• **Exercise description**:
Locate the string "temperature" in the records below. Copy every line where it occurs.

• **Stored records**:
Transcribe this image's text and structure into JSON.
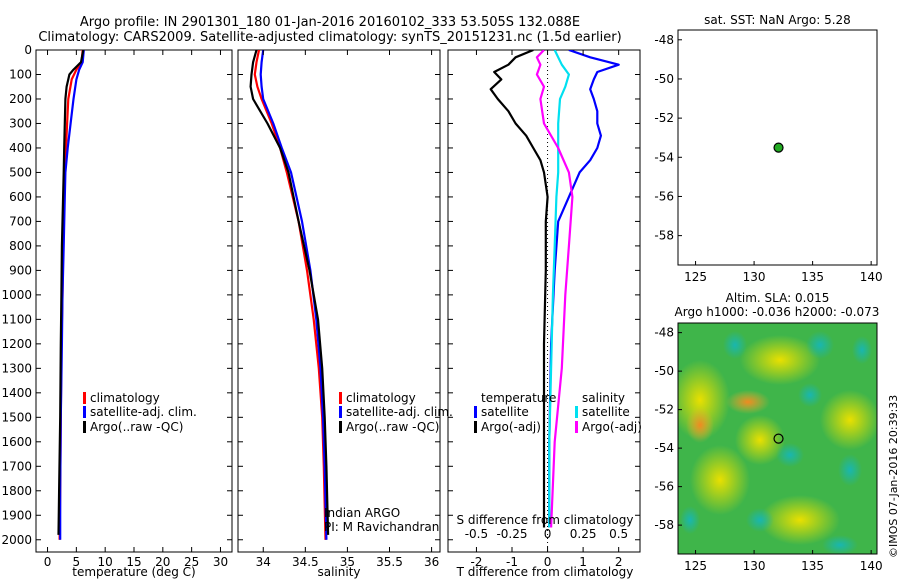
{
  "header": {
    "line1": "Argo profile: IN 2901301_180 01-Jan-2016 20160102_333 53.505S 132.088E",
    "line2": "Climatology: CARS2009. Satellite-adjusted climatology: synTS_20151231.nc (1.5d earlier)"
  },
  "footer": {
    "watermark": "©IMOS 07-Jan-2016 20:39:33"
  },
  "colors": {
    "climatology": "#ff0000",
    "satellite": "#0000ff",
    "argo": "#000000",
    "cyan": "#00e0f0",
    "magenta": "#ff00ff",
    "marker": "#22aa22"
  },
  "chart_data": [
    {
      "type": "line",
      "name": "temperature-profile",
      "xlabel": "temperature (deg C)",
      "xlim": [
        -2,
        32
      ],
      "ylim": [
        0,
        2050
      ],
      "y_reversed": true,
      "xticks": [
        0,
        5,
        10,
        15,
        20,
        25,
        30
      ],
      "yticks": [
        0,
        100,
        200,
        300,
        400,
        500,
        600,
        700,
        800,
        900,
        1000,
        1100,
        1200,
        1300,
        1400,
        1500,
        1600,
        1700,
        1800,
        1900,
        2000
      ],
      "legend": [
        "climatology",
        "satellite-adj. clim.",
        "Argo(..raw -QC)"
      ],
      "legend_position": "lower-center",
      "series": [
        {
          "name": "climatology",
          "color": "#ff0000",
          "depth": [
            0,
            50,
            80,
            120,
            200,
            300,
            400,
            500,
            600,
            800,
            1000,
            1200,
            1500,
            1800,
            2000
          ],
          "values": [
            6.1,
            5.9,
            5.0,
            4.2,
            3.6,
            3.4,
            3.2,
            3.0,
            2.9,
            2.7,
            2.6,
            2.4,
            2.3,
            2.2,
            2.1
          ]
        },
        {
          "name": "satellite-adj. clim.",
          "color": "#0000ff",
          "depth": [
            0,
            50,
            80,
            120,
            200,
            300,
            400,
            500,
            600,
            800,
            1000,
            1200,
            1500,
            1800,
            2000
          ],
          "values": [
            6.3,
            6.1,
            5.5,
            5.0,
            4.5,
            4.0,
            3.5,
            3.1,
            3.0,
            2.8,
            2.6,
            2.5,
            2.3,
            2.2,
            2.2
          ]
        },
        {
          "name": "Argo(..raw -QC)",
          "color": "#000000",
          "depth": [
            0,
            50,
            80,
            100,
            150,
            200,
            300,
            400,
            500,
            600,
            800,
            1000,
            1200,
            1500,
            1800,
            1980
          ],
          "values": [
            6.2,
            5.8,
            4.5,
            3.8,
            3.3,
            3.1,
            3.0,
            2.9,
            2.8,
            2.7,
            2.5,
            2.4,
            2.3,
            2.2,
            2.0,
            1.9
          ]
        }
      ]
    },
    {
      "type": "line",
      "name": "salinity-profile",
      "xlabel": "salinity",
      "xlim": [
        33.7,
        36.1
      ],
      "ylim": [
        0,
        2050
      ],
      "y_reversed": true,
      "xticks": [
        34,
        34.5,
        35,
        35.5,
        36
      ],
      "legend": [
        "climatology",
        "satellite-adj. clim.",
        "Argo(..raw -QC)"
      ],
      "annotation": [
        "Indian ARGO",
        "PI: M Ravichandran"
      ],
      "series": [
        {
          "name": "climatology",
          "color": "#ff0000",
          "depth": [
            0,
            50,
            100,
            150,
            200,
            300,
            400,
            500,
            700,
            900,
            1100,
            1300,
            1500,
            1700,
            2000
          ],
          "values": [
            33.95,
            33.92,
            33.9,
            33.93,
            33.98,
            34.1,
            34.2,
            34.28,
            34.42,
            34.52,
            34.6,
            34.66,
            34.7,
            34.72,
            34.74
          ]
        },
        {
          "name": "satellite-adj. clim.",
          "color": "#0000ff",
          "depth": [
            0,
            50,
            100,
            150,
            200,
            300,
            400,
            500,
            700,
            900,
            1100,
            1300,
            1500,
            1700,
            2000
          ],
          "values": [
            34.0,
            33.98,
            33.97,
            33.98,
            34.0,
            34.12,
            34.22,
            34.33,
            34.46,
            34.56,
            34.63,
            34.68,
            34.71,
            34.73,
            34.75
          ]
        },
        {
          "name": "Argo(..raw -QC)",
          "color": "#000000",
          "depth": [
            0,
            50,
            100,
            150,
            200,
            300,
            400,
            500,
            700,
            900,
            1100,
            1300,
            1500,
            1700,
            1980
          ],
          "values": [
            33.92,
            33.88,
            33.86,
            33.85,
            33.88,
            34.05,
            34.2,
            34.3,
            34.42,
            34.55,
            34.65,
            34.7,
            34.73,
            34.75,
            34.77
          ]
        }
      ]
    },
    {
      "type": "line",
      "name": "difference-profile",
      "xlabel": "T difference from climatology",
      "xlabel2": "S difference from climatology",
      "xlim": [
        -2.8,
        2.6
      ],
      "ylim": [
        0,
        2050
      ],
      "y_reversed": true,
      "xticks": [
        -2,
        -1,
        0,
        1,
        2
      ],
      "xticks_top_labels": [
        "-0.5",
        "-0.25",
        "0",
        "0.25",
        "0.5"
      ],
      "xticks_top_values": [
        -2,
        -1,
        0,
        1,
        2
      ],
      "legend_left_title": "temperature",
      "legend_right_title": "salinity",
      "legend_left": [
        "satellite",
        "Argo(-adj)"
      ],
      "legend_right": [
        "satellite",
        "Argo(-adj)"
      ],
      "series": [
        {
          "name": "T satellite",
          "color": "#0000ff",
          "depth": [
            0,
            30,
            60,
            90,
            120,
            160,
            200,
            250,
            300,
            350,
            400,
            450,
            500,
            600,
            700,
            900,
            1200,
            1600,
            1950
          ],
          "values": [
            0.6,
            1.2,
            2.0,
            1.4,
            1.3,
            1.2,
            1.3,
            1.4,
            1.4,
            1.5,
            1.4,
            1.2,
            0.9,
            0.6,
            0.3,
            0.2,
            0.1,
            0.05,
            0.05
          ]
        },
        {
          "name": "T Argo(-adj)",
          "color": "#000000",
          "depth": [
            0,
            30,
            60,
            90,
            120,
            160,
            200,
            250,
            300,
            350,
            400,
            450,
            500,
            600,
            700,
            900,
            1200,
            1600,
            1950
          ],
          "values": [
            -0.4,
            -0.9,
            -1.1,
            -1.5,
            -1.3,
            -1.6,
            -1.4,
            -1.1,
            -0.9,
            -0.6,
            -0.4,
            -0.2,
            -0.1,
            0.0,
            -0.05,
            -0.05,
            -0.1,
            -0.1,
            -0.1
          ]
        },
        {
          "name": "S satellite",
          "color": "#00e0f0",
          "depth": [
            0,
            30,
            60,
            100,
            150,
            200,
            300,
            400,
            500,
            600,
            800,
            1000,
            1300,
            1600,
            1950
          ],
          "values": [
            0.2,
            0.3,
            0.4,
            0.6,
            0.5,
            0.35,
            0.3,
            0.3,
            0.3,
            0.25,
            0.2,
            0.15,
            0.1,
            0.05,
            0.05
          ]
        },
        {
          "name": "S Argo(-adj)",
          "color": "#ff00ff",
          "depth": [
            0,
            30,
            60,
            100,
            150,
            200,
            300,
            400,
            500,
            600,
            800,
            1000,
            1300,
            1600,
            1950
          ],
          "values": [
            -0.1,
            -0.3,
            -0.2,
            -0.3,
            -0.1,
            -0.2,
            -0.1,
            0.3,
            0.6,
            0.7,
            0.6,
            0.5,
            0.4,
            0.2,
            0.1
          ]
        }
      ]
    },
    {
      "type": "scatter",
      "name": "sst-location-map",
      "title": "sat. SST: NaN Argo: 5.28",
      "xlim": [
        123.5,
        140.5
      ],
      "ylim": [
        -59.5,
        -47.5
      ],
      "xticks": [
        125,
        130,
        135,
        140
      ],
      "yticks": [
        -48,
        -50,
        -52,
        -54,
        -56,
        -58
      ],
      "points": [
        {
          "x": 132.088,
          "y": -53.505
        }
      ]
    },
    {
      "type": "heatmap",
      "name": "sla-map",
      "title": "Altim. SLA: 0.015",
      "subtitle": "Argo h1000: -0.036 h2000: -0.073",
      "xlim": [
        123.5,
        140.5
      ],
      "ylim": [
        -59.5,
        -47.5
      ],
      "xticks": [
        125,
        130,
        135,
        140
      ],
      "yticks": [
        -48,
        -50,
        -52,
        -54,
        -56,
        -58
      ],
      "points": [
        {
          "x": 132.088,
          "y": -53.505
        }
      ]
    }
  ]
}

• **Response**:
      "name": "temperature-profile",
      "xlabel": "temperature (deg C)",
      "legend_left_title": "temperature",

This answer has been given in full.